▶ **Aim**:
Without including any pictures, write out the listing below exactly.

▶ **Entries taken from a collection**:
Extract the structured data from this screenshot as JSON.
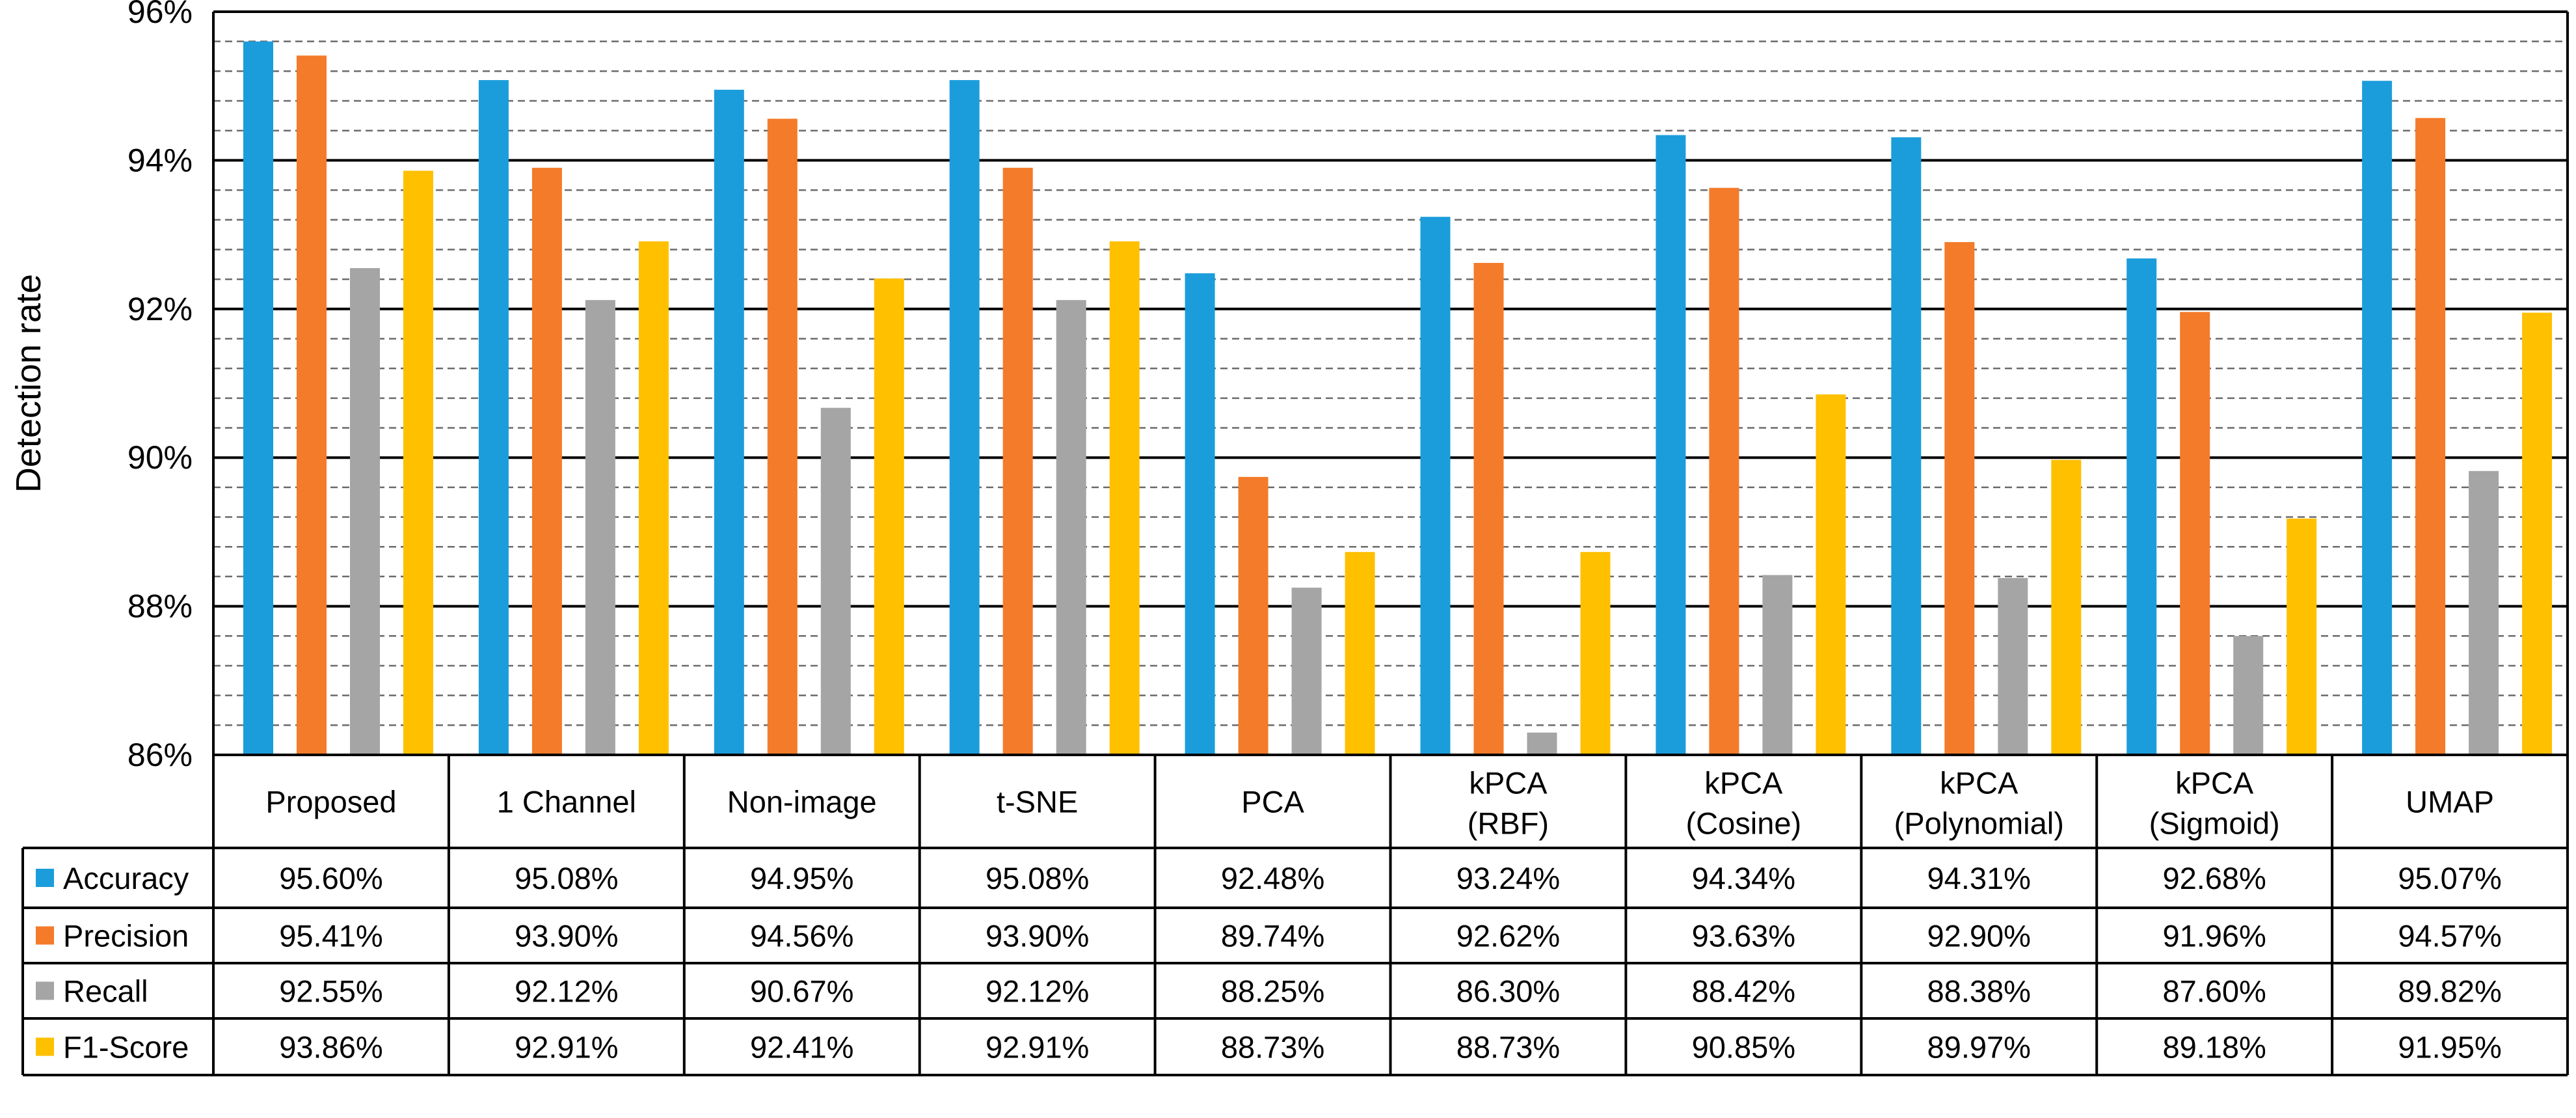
{
  "chart_data": {
    "type": "bar",
    "title": "",
    "xlabel": "",
    "ylabel": "Detection rate",
    "ylim": [
      86,
      96
    ],
    "yticks": [
      86,
      88,
      90,
      92,
      94,
      96
    ],
    "ytick_labels": [
      "86%",
      "88%",
      "90%",
      "92%",
      "94%",
      "96%"
    ],
    "minor_gridline_step": 0.4,
    "grid": true,
    "legend": "embedded data table below the plot",
    "categories": [
      [
        "Proposed"
      ],
      [
        "1 Channel"
      ],
      [
        "Non-image"
      ],
      [
        "t-SNE"
      ],
      [
        "PCA"
      ],
      [
        "kPCA",
        "(RBF)"
      ],
      [
        "kPCA",
        "(Cosine)"
      ],
      [
        "kPCA",
        "(Polynomial)"
      ],
      [
        "kPCA",
        "(Sigmoid)"
      ],
      [
        "UMAP"
      ]
    ],
    "series": [
      {
        "name": "Accuracy",
        "color": "#1B9DDB",
        "values": [
          95.6,
          95.08,
          94.95,
          95.08,
          92.48,
          93.24,
          94.34,
          94.31,
          92.68,
          95.07
        ],
        "labels": [
          "95.60%",
          "95.08%",
          "94.95%",
          "95.08%",
          "92.48%",
          "93.24%",
          "94.34%",
          "94.31%",
          "92.68%",
          "95.07%"
        ]
      },
      {
        "name": "Precision",
        "color": "#F47B2A",
        "values": [
          95.41,
          93.9,
          94.56,
          93.9,
          89.74,
          92.62,
          93.63,
          92.9,
          91.96,
          94.57
        ],
        "labels": [
          "95.41%",
          "93.90%",
          "94.56%",
          "93.90%",
          "89.74%",
          "92.62%",
          "93.63%",
          "92.90%",
          "91.96%",
          "94.57%"
        ]
      },
      {
        "name": "Recall",
        "color": "#A5A5A5",
        "values": [
          92.55,
          92.12,
          90.67,
          92.12,
          88.25,
          86.3,
          88.42,
          88.38,
          87.6,
          89.82
        ],
        "labels": [
          "92.55%",
          "92.12%",
          "90.67%",
          "92.12%",
          "88.25%",
          "86.30%",
          "88.42%",
          "88.38%",
          "87.60%",
          "89.82%"
        ]
      },
      {
        "name": "F1-Score",
        "color": "#FFC000",
        "values": [
          93.86,
          92.91,
          92.41,
          92.91,
          88.73,
          88.73,
          90.85,
          89.97,
          89.18,
          91.95
        ],
        "labels": [
          "93.86%",
          "92.91%",
          "92.41%",
          "92.91%",
          "88.73%",
          "88.73%",
          "90.85%",
          "89.97%",
          "89.18%",
          "91.95%"
        ]
      }
    ]
  }
}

▶ **Result of this exercise**:
Extract the structured data from this screenshot as JSON.
{
  "chart_data": {
    "type": "bar",
    "title": "",
    "xlabel": "",
    "ylabel": "Detection rate",
    "ylim": [
      86,
      96
    ],
    "yticks": [
      86,
      88,
      90,
      92,
      94,
      96
    ],
    "ytick_labels": [
      "86%",
      "88%",
      "90%",
      "92%",
      "94%",
      "96%"
    ],
    "minor_gridline_step": 0.4,
    "grid": true,
    "legend": "embedded data table below the plot",
    "categories": [
      [
        "Proposed"
      ],
      [
        "1 Channel"
      ],
      [
        "Non-image"
      ],
      [
        "t-SNE"
      ],
      [
        "PCA"
      ],
      [
        "kPCA",
        "(RBF)"
      ],
      [
        "kPCA",
        "(Cosine)"
      ],
      [
        "kPCA",
        "(Polynomial)"
      ],
      [
        "kPCA",
        "(Sigmoid)"
      ],
      [
        "UMAP"
      ]
    ],
    "series": [
      {
        "name": "Accuracy",
        "color": "#1B9DDB",
        "values": [
          95.6,
          95.08,
          94.95,
          95.08,
          92.48,
          93.24,
          94.34,
          94.31,
          92.68,
          95.07
        ],
        "labels": [
          "95.60%",
          "95.08%",
          "94.95%",
          "95.08%",
          "92.48%",
          "93.24%",
          "94.34%",
          "94.31%",
          "92.68%",
          "95.07%"
        ]
      },
      {
        "name": "Precision",
        "color": "#F47B2A",
        "values": [
          95.41,
          93.9,
          94.56,
          93.9,
          89.74,
          92.62,
          93.63,
          92.9,
          91.96,
          94.57
        ],
        "labels": [
          "95.41%",
          "93.90%",
          "94.56%",
          "93.90%",
          "89.74%",
          "92.62%",
          "93.63%",
          "92.90%",
          "91.96%",
          "94.57%"
        ]
      },
      {
        "name": "Recall",
        "color": "#A5A5A5",
        "values": [
          92.55,
          92.12,
          90.67,
          92.12,
          88.25,
          86.3,
          88.42,
          88.38,
          87.6,
          89.82
        ],
        "labels": [
          "92.55%",
          "92.12%",
          "90.67%",
          "92.12%",
          "88.25%",
          "86.30%",
          "88.42%",
          "88.38%",
          "87.60%",
          "89.82%"
        ]
      },
      {
        "name": "F1-Score",
        "color": "#FFC000",
        "values": [
          93.86,
          92.91,
          92.41,
          92.91,
          88.73,
          88.73,
          90.85,
          89.97,
          89.18,
          91.95
        ],
        "labels": [
          "93.86%",
          "92.91%",
          "92.41%",
          "92.91%",
          "88.73%",
          "88.73%",
          "90.85%",
          "89.97%",
          "89.18%",
          "91.95%"
        ]
      }
    ]
  }
}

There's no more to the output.